Task objective:
The listing below must be repeated word for word, with its images excluded.

———

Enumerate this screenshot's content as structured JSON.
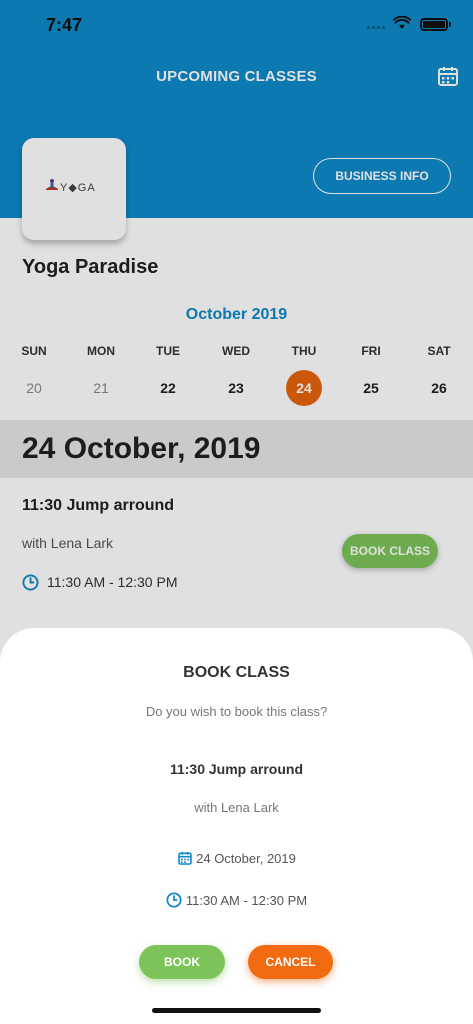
{
  "status_bar": {
    "time": "7:47"
  },
  "header": {
    "title": "UPCOMING CLASSES",
    "calendar_icon": "calendar-icon"
  },
  "business": {
    "logo_text": "Y◆GA",
    "info_button": "BUSINESS INFO",
    "name": "Yoga Paradise"
  },
  "calendar": {
    "month": "October 2019",
    "weekdays": [
      "SUN",
      "MON",
      "TUE",
      "WED",
      "THU",
      "FRI",
      "SAT"
    ],
    "days": [
      "20",
      "21",
      "22",
      "23",
      "24",
      "25",
      "26"
    ],
    "selected_day": "24"
  },
  "date_heading": "24 October, 2019",
  "class": {
    "title": "11:30 Jump arround",
    "instructor": "with Lena Lark",
    "time": "11:30 AM - 12:30 PM",
    "book_button": "BOOK CLASS"
  },
  "sheet": {
    "title": "BOOK CLASS",
    "question": "Do you wish to book this class?",
    "class_title": "11:30 Jump arround",
    "instructor": "with Lena Lark",
    "date": "24 October, 2019",
    "time": "11:30 AM - 12:30 PM",
    "book_button": "BOOK",
    "cancel_button": "CANCEL"
  },
  "colors": {
    "brand_blue": "#0e8ac9",
    "accent_orange": "#e8640c",
    "book_green": "#7cc45a",
    "cancel_orange": "#f26b10"
  }
}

———

Reply to the task:
Enumerate this screenshot's content as structured JSON.
{
  "status_bar": {
    "time": "7:47"
  },
  "header": {
    "title": "UPCOMING CLASSES",
    "calendar_icon": "calendar-icon"
  },
  "business": {
    "logo_text": "Y◆GA",
    "info_button": "BUSINESS INFO",
    "name": "Yoga Paradise"
  },
  "calendar": {
    "month": "October 2019",
    "weekdays": [
      "SUN",
      "MON",
      "TUE",
      "WED",
      "THU",
      "FRI",
      "SAT"
    ],
    "days": [
      "20",
      "21",
      "22",
      "23",
      "24",
      "25",
      "26"
    ],
    "selected_day": "24"
  },
  "date_heading": "24 October, 2019",
  "class": {
    "title": "11:30 Jump arround",
    "instructor": "with Lena Lark",
    "time": "11:30 AM - 12:30 PM",
    "book_button": "BOOK CLASS"
  },
  "sheet": {
    "title": "BOOK CLASS",
    "question": "Do you wish to book this class?",
    "class_title": "11:30 Jump arround",
    "instructor": "with Lena Lark",
    "date": "24 October, 2019",
    "time": "11:30 AM - 12:30 PM",
    "book_button": "BOOK",
    "cancel_button": "CANCEL"
  },
  "colors": {
    "brand_blue": "#0e8ac9",
    "accent_orange": "#e8640c",
    "book_green": "#7cc45a",
    "cancel_orange": "#f26b10"
  }
}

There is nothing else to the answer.